2. Materials and Methods
The NHANES is a critical cross-sectional survey program conducted by the National Center for Health Statistics (NCHS) in the United States. The primary purpose of NHANES is to monitor nutrition and health-related issues nationwide. Utilizing a stratified, multi-stage sampling design, NHANES ensures the selection of a representative sample from the general population, enabling researchers to derive valuable insights into various health conditions, including MASLD.
2.1. Study Design and Population
Data were extracted from NHANES, encompassing nine cycles from 2001 to 2018. The exclusion criteria used in this study were as follows: (1) participants with liver disease associated with other factors, including ① alcohol-related liver disease, characterized by heavy drinking (≥3 drinks per day for females and ≥4 drinks per day for males) or binge drinking (≥5 drinks on a single occasion); ② hepatitis virus infection, identified by the presence of hepatitis B surface antigen or hepatitis C confirmation antibody; ③ iron metabolic disorders, indicated by ferritin saturation exceeding 50%; and ④ self-reported liver cancer, (2) participants lacking information required to assess MASLD, and (3) participants with missing information on other relevant variables. The detailed flow is shown in Figure 1. According to the above criteria, the study population comprised 14,052 participants with complete information, including 10,391 non-MASLD patients (73.95%) and 3661 MASLD patients (26.05%).

# # # # # # #

**Parts of the exercise**
**1.** Rewrite the paragraph of the methods section beginning "Data were extracted from NHANES" as a bulleted list that keeps its main facts.
**2.** Answer from the methods section:
(a) Which organization conducts NHANES?
(b) What kind of sampling design does NHANES use?
(c) How many MASLD patients were in the study population?
The listing is separate material, unrelated to the methods section.

[Document understanding data]
# # # # # # #

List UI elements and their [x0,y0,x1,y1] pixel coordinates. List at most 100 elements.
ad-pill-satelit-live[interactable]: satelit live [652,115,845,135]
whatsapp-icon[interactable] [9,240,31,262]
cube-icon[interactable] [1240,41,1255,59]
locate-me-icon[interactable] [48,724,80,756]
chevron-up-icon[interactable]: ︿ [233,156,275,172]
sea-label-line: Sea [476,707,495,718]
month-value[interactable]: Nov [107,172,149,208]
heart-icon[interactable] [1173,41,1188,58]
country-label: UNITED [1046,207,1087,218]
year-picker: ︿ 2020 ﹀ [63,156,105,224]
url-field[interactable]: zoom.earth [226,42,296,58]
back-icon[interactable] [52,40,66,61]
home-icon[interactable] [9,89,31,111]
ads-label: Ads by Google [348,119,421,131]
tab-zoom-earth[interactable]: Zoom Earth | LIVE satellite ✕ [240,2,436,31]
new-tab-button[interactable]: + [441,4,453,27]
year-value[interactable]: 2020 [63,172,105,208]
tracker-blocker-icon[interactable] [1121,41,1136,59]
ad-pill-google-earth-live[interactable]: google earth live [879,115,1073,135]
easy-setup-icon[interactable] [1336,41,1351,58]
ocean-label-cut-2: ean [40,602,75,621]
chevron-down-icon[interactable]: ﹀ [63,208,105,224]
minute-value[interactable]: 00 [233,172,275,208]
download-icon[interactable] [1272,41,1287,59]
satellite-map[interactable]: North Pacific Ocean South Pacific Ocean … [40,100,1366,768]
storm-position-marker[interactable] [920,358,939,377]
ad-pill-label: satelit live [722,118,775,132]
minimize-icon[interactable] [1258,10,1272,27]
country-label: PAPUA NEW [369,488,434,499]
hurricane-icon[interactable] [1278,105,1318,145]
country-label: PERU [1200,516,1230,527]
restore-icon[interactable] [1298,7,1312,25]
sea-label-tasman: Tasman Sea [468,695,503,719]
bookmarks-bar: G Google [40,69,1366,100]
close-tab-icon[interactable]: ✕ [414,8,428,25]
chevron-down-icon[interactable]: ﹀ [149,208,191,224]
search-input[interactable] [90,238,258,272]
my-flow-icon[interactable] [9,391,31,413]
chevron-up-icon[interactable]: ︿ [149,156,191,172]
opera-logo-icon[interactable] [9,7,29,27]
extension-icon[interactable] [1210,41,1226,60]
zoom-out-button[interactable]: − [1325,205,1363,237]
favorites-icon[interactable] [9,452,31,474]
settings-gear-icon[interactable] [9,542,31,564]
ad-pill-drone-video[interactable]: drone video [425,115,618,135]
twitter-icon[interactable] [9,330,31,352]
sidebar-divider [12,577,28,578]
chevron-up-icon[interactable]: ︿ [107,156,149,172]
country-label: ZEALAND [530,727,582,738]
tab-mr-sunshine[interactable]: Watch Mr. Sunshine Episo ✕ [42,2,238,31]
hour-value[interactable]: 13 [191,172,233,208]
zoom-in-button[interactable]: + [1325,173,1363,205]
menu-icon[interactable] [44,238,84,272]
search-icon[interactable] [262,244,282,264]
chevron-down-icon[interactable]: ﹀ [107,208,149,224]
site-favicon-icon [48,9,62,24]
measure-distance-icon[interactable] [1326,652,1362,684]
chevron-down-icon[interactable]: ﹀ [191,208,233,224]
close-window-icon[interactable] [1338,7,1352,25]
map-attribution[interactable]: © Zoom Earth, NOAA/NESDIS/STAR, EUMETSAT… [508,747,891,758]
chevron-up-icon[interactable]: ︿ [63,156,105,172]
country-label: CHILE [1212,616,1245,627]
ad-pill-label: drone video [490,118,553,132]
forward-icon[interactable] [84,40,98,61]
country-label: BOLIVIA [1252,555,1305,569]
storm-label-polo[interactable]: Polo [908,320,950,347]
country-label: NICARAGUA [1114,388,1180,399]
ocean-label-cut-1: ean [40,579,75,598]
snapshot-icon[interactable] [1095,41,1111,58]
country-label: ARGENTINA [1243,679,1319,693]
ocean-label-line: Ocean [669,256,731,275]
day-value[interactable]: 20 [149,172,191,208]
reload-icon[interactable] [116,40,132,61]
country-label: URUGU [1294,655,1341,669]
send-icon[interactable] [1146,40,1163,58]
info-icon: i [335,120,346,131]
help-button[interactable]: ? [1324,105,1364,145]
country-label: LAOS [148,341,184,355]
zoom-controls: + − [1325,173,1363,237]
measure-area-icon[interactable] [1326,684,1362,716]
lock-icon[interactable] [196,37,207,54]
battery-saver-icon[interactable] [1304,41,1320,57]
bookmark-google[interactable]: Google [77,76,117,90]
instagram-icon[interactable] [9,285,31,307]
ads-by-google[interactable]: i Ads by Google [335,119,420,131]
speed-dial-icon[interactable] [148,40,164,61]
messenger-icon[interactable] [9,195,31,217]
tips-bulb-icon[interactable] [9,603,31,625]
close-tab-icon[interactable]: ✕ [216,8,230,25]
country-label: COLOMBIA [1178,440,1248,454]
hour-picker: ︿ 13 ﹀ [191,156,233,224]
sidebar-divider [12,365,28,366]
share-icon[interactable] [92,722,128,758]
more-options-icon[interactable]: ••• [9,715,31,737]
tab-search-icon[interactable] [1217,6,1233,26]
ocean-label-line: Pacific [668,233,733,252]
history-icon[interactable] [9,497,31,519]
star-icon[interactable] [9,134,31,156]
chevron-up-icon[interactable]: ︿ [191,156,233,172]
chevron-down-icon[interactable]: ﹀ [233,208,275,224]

# # # # # # #

**Solutions to the tasks**
**1.**
- Data came from nine NHANES cycles, 2001 to 2018.
- Excluded were participants with liver disease associated with other factors:
  - alcohol-related liver disease (heavy drinking of ≥3 drinks per day for females or ≥4 for males, or binge drinking of ≥5 drinks on a single occasion)
  - hepatitis virus infection (hepatitis B surface antigen or hepatitis C confirmation antibody present)
  - iron metabolic disorders (ferritin saturation exceeding 50%)
  - self-reported liver cancer
- Also excluded were participants lacking information required to assess MASLD and those missing information on other relevant variables.
- The detailed flow appears in Figure 1.
- The final population was 14,052 participants with complete information: 10,391 non-MASLD (73.95%) and 3661 MASLD (26.05%).

**2.**
(a) The National Center for Health Statistics (NCHS) in the United States.
(b) A stratified, multi-stage sampling design.
(c) 3661 (26.05%).